--- BEGIN Supplied text ---
Head of the House of Prince Cheng peerage
- Tenure: 1789–1823
- Predecessor: peerage created
- Successor: Zairui

Chief Councillor
- In office: 1799
- Predecessor: Heshen
- Successor: Qinggui
- Born: 22 March 1752
- Died: 10 May 1823 (aged 71)
- Spouse: Lady Fuca (富察氏)
- Issue: Mianqin; Mianyi; Miancong (綿聰); Miansi (綿偲); Mianke (綿恪); Mianbin;

Names
- Aisin Gioro Yongxing (愛新覺羅·永瑆)

Posthumous name
- Prince Chengzhe of the First Rank (和碩成哲親王)
- House: Aisin Gioro
- Father: Qianlong Emperor
- Mother: Imperial Noble Consort Shujia

= Yongxing (prince) =

Qing dynasty prince (1752–1823)
--- END Supplied text ---
**Instruction**: Reproduce the Yongxing profile above word for word, from start to finish. The items that come next have no connection to the Yongxing profile.
--- BEGIN Listing ---
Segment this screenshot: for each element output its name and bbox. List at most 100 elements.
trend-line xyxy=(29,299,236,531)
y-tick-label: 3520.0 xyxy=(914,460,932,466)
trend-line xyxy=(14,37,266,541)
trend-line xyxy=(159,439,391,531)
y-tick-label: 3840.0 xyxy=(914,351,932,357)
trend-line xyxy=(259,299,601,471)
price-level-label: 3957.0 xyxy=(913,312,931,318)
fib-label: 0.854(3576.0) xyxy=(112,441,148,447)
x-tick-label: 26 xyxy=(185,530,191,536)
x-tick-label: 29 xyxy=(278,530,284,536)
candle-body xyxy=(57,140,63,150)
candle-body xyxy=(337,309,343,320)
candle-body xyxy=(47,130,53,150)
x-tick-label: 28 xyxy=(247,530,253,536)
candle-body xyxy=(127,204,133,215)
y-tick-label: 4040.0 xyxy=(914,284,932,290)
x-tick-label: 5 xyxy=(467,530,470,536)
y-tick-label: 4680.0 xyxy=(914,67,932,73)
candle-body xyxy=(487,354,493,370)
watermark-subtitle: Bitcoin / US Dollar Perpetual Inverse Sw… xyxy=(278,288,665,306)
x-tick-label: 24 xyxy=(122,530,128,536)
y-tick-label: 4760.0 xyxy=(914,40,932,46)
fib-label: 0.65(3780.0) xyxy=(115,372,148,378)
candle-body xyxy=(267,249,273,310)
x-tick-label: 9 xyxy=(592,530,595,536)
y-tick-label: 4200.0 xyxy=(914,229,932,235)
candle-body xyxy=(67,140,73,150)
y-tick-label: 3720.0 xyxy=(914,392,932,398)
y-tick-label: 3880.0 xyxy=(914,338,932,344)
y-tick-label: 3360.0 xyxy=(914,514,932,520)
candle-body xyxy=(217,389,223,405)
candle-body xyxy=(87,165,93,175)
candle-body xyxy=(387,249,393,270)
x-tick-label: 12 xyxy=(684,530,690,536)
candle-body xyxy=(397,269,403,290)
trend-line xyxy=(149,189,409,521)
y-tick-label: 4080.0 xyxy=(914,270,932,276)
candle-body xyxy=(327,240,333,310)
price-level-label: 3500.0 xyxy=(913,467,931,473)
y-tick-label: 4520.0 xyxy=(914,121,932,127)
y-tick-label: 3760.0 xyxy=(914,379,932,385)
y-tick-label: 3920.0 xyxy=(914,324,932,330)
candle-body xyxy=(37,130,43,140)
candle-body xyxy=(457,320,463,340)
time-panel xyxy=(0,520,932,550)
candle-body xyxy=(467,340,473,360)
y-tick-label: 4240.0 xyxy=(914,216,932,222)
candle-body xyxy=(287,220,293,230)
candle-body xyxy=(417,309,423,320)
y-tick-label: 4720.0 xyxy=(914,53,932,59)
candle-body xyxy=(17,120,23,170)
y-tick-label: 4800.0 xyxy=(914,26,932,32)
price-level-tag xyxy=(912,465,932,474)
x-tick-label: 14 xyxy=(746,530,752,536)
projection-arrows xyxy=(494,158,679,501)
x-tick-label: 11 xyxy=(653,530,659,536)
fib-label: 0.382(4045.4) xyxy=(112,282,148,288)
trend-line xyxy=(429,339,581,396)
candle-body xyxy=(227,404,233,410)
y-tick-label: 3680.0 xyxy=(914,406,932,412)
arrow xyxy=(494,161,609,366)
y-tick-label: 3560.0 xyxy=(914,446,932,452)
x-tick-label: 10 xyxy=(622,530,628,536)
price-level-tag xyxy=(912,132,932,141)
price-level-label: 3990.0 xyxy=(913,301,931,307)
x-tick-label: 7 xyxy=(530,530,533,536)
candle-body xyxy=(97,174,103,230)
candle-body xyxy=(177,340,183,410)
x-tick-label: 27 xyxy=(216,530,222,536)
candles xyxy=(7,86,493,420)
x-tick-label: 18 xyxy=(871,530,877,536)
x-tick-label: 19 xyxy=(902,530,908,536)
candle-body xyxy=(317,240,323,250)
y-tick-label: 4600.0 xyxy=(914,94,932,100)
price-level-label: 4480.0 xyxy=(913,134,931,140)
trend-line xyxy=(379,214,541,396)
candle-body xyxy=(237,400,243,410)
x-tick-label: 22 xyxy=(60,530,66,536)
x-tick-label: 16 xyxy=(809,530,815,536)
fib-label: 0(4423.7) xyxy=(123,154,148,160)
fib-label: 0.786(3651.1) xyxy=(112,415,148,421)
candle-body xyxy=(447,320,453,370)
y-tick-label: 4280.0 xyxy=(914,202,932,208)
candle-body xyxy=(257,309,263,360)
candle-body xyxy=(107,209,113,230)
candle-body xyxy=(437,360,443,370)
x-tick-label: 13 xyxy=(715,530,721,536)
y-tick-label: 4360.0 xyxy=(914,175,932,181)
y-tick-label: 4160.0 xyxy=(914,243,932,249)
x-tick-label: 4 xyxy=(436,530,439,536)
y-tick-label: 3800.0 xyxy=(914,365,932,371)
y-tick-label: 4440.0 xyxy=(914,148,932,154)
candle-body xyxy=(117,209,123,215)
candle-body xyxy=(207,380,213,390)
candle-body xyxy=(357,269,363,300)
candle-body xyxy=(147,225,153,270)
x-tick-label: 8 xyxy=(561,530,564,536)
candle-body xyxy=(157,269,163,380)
--- END Listing ---
**Right answer**:
Head of the House of Prince Cheng peerage
- Tenure: 1789–1823
- Predecessor: peerage created
- Successor: Zairui

Chief Councillor
- In office: 1799
- Predecessor: Heshen
- Successor: Qinggui
- Born: 22 March 1752
- Died: 10 May 1823 (aged 71)
- Spouse: Lady Fuca (富察氏)
- Issue: Mianqin; Mianyi; Miancong (綿聰); Miansi (綿偲); Mianke (綿恪); Mianbin;

Names
- Aisin Gioro Yongxing (愛新覺羅·永瑆)

Posthumous name
- Prince Chengzhe of the First Rank (和碩成哲親王)
- House: Aisin Gioro
- Father: Qianlong Emperor
- Mother: Imperial Noble Consort Shujia

= Yongxing (prince) =

Qing dynasty prince (1752–1823)